EXERCISE AIM:
Report how many lines below contain the word "fiber", and give only that number.

RECORDS FOR PROCESSING:
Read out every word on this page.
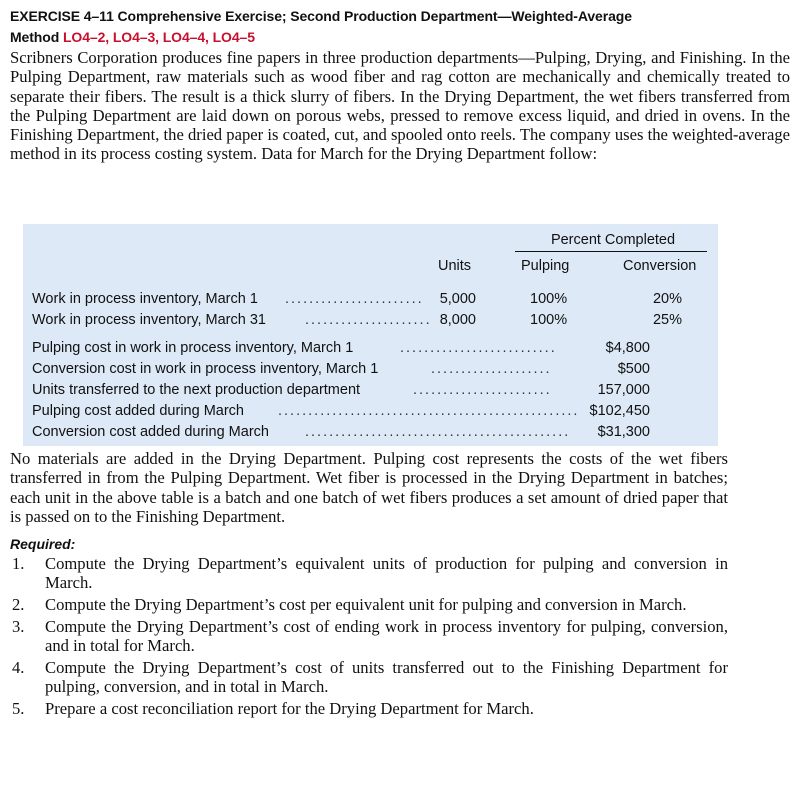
EXERCISE 4–11 Comprehensive Exercise; Second Production Department—Weighted-Average
Method LO4–2, LO4–3, LO4–4, LO4–5

Scribners Corporation produces fine papers in three production departments—Pulping, Drying, and Finishing. In the Pulping Department, raw materials such as wood fiber and rag cotton are mechanically and chemically treated to separate their fibers. The result is a thick slurry of fibers. In the Drying Department, the wet fibers transferred from the Pulping Department are laid down on porous webs, pressed to remove excess liquid, and dried in ovens. In the Finishing Department, the dried paper is coated, cut, and spooled onto reels. The company uses the weighted-average method in its process costing system. Data for March for the Drying Department follow:

Percent Completed
Units	Pulping	Conversion
Work in process inventory, March 1 .......................	5,000	100%	20%
Work in process inventory, March 31	..................... 8,000	100%	25%
Pulping cost in work in process inventory, March 1	..........................	$4,800
Conversion cost in work in process inventory, March 1	....................	$500
Units transferred to the next production department	.......................	157,000
Pulping cost added during March .................................................. $102,450
Conversion cost added during March ............................................	$31,300

No materials are added in the Drying Department. Pulping cost represents the costs of the wet fibers transferred in from the Pulping Department. Wet fiber is processed in the Drying Department in batches; each unit in the above table is a batch and one batch of wet fibers produces a set amount of dried paper that is passed on to the Finishing Department.

Required:
1. Compute the Drying Department’s equivalent units of production for pulping and conversion in March.
2. Compute the Drying Department’s cost per equivalent unit for pulping and conversion in March.
3. Compute the Drying Department’s cost of ending work in process inventory for pulping, conversion, and in total for March.
4. Compute the Drying Department’s cost of units transferred out to the Finishing Department for pulping, conversion, and in total in March.
5. Prepare a cost reconciliation report for the Drying Department for March.
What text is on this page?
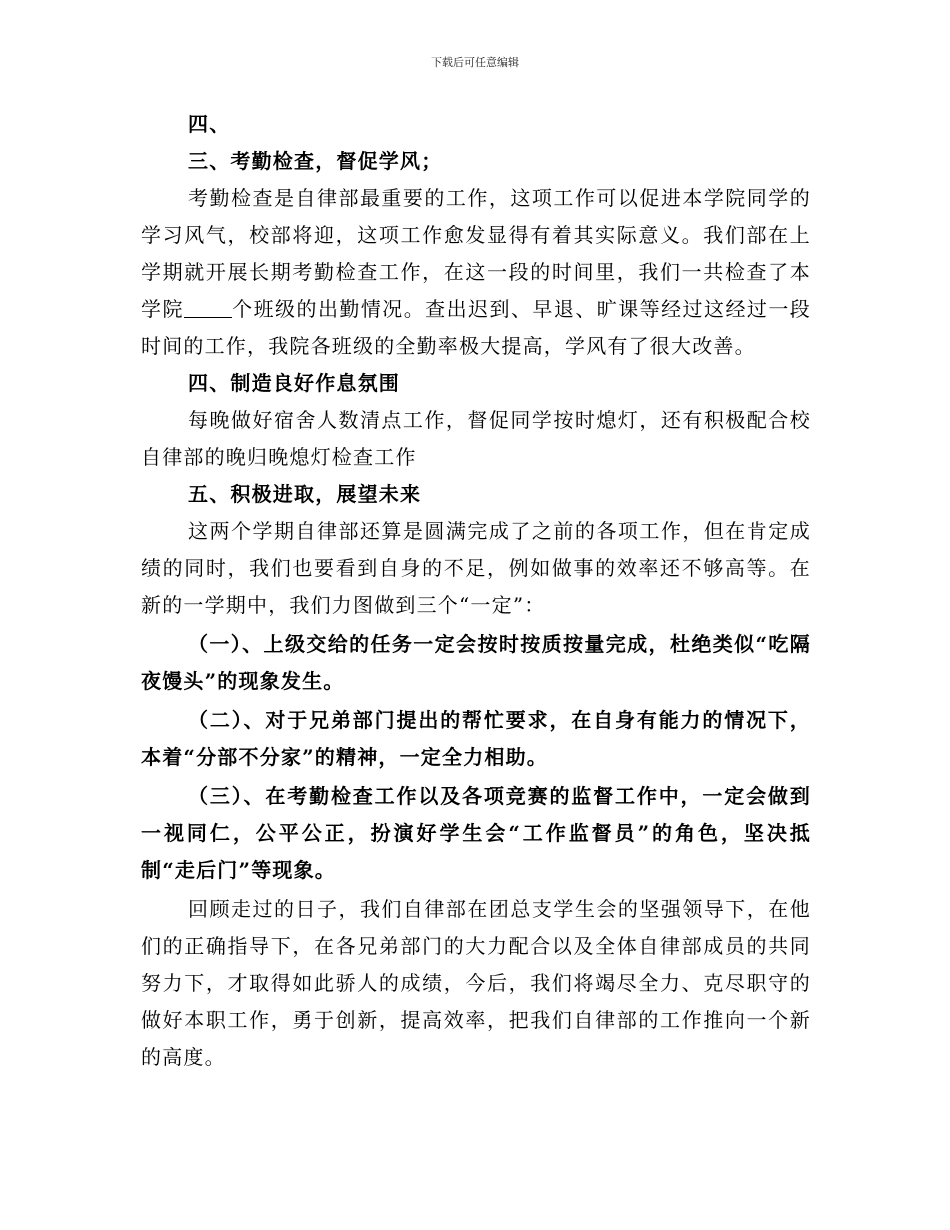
下载后可任意编辑

四、

三、考勤检查，督促学风；

考勤检查是自律部最重要的工作，这项工作可以促进本学院同学的学习风气，校部将迎，这项工作愈发显得有着其实际意义。我们部在上学期就开展长期考勤检查工作，在这一段的时间里，我们一共检查了本学院 个班级的出勤情况。查出迟到、早退、旷课等经过这经过一段时间的工作，我院各班级的全勤率极大提高，学风有了很大改善。

四、制造良好作息氛围

每晚做好宿舍人数清点工作，督促同学按时熄灯，还有积极配合校自律部的晚归晚熄灯检查工作

五、积极进取，展望未来

这两个学期自律部还算是圆满完成了之前的各项工作，但在肯定成绩的同时，我们也要看到自身的不足，例如做事的效率还不够高等。在新的一学期中，我们力图做到三个“一定”：

（一）、上级交给的任务一定会按时按质按量完成，杜绝类似“吃隔夜馒头”的现象发生。

（二）、对于兄弟部门提出的帮忙要求，在自身有能力的情况下，本着“分部不分家”的精神，一定全力相助。

（三）、在考勤检查工作以及各项竞赛的监督工作中，一定会做到一视同仁，公平公正，扮演好学生会“工作监督员”的角色，坚决抵制“走后门”等现象。

回顾走过的日子，我们自律部在团总支学生会的坚强领导下，在他们的正确指导下，在各兄弟部门的大力配合以及全体自律部成员的共同努力下，才取得如此骄人的成绩，今后，我们将竭尽全力、克尽职守的做好本职工作，勇于创新，提高效率，把我们自律部的工作推向一个新的高度。
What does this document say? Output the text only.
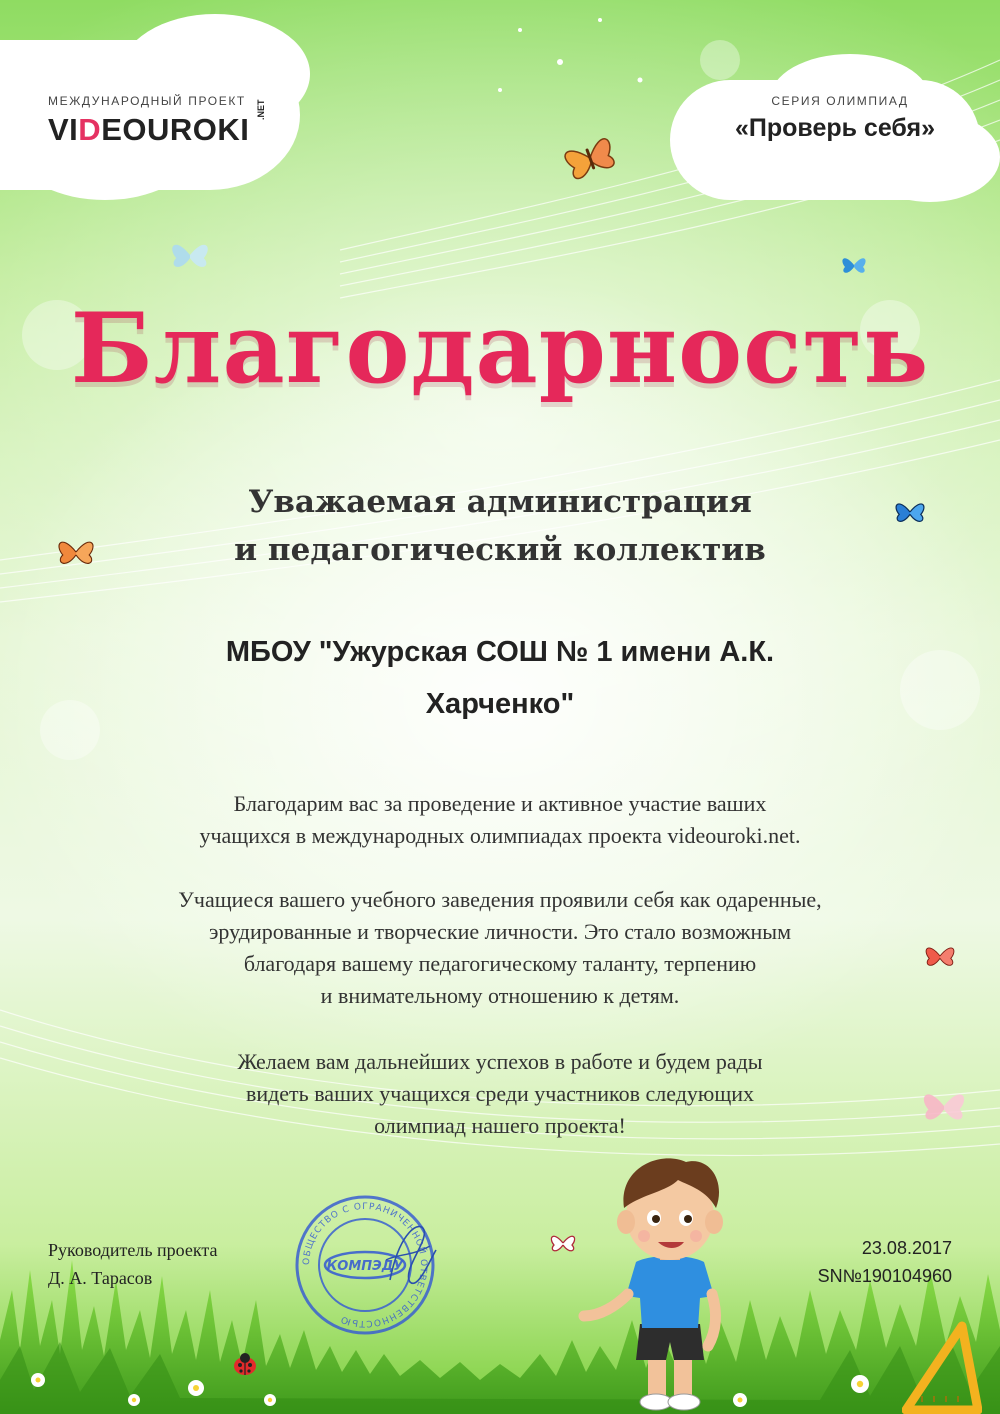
МЕЖДУНАРОДНЫЙ ПРОЕКТ
VIDEOUROKI
.NET	СЕРИЯ ОЛИМПИАД
«Проверь себя»
Благодарность
Уважаемая администрация
и педагогический коллектив
МБОУ "Ужурская СОШ № 1 имени А.К.
Харченко"
Благодарим вас за проведение и активное участие ваших
учащихся в международных олимпиадах проекта videouroki.net.
Учащиеся вашего учебного заведения проявили себя как одаренные,
эрудированные и творческие личности. Это стало возможным
благодаря вашему педагогическому таланту, терпению
и внимательному отношению к детям.
Желаем вам дальнейших успехов в работе и будем рады
видеть ваших учащихся среди участников следующих
олимпиад нашего проекта!
Руководитель проекта
Д. А. Тарасов
23.08.2017
SN№190104960
ОБЩЕСТВО С ОГРАНИЧЕННОЙ ОТВЕТСТВЕННОСТЬЮ
КОМПЭДУ
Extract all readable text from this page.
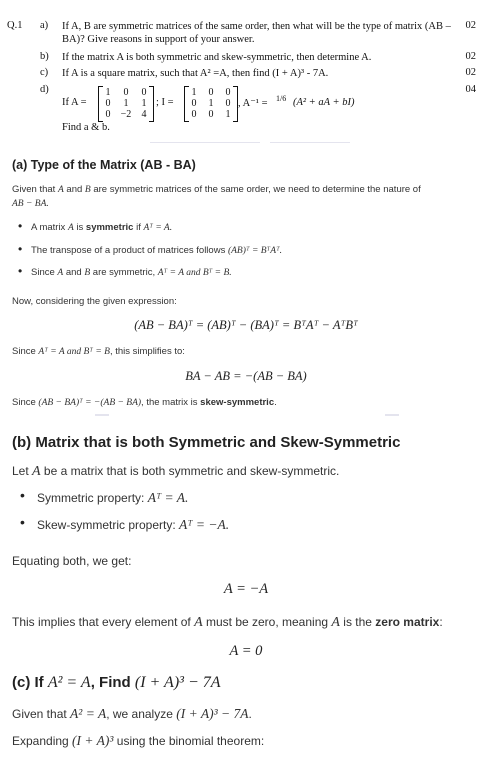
Q.1 a) If A, B are symmetric matrices of the same order, then what will be the type of matrix (AB – BA)? Give reasons in support of your answer.
02
b) If the matrix A is both symmetric and skew-symmetric, then determine A.	02
c) If A is a square matrix, such that A² =A, then find (I + A)³ - 7A.	02
d)	04
If A =
1	0	0
0	1	1
0	−2	4
; I =
1	0	0
0	1	0
0	0	1
, A⁻¹ = 1/6 (A² + aA + bI)
Find a & b.
(a) Type of the Matrix (AB - BA)
Given that A and B are symmetric matrices of the same order, we need to determine the nature of
AB − BA.
• A matrix A is symmetric if Aᵀ = A.
• The transpose of a product of matrices follows (AB)ᵀ = BᵀAᵀ.
• Since A and B are symmetric, Aᵀ = A and Bᵀ = B.
Now, considering the given expression:
(AB − BA)ᵀ = (AB)ᵀ − (BA)ᵀ = BᵀAᵀ − AᵀBᵀ
Since Aᵀ = A and Bᵀ = B, this simplifies to:
BA − AB = −(AB − BA)
Since (AB − BA)ᵀ = −(AB − BA), the matrix is skew-symmetric.
(b) Matrix that is both Symmetric and Skew-Symmetric
Let A be a matrix that is both symmetric and skew-symmetric.
• Symmetric property: Aᵀ = A.
• Skew-symmetric property: Aᵀ = −A.
Equating both, we get:
A = −A
This implies that every element of A must be zero, meaning A is the zero matrix:
A = 0
(c) If A² = A, Find (I + A)³ − 7A
Given that A² = A, we analyze (I + A)³ − 7A.
Expanding (I + A)³ using the binomial theorem:
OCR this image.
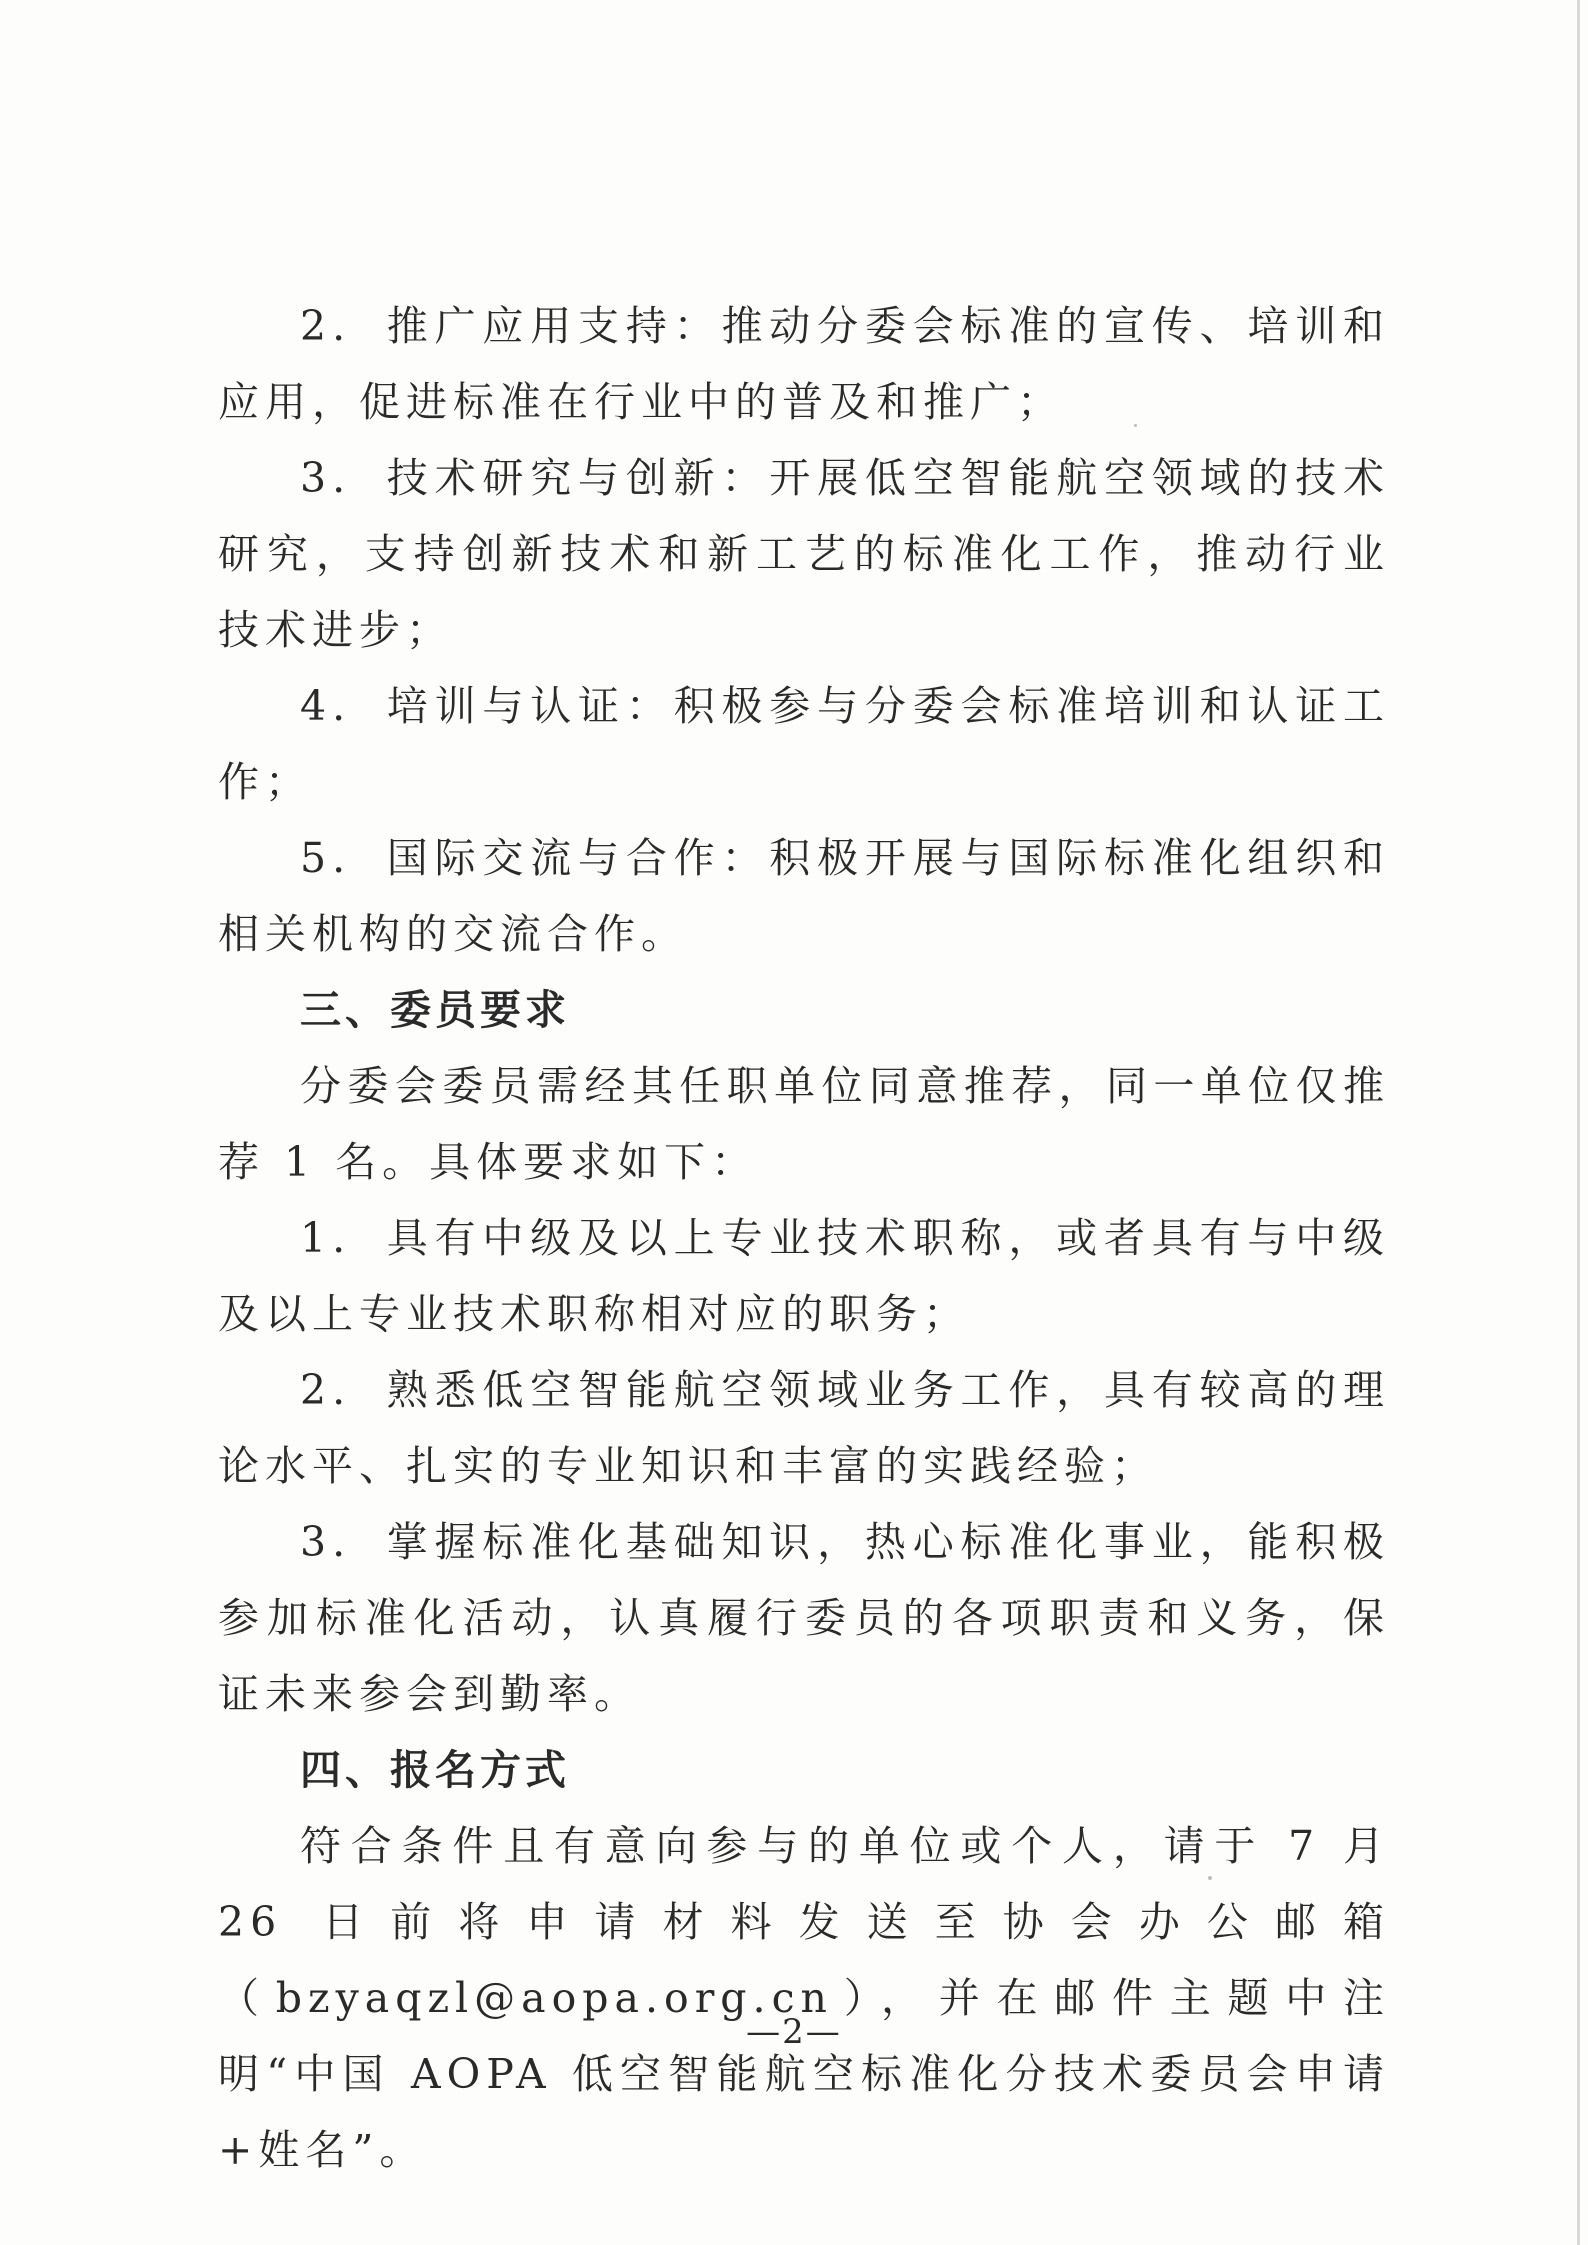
2. 推广应用支持：推动分委会标准的宣传、培训和应用，促进标准在行业中的普及和推广；

3. 技术研究与创新：开展低空智能航空领域的技术研究，支持创新技术和新工艺的标准化工作，推动行业技术进步；

4. 培训与认证：积极参与分委会标准培训和认证工作；

5. 国际交流与合作：积极开展与国际标准化组织和相关机构的交流合作。

三、委员要求

分委会委员需经其任职单位同意推荐，同一单位仅推荐 1 名。具体要求如下：

1. 具有中级及以上专业技术职称，或者具有与中级及以上专业技术职称相对应的职务；

2. 熟悉低空智能航空领域业务工作，具有较高的理论水平、扎实的专业知识和丰富的实践经验；

3. 掌握标准化基础知识，热心标准化事业，能积极参加标准化活动，认真履行委员的各项职责和义务，保证未来参会到勤率。

四、报名方式

符合条件且有意向参与的单位或个人，请于 7 月 26 日前将申请材料发送至协会办公邮箱（bzyaqzl@aopa.org.cn），并在邮件主题中注明“中国 AOPA 低空智能航空标准化分技术委员会申请+姓名”。

—2—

ANSWER IN FULL:
2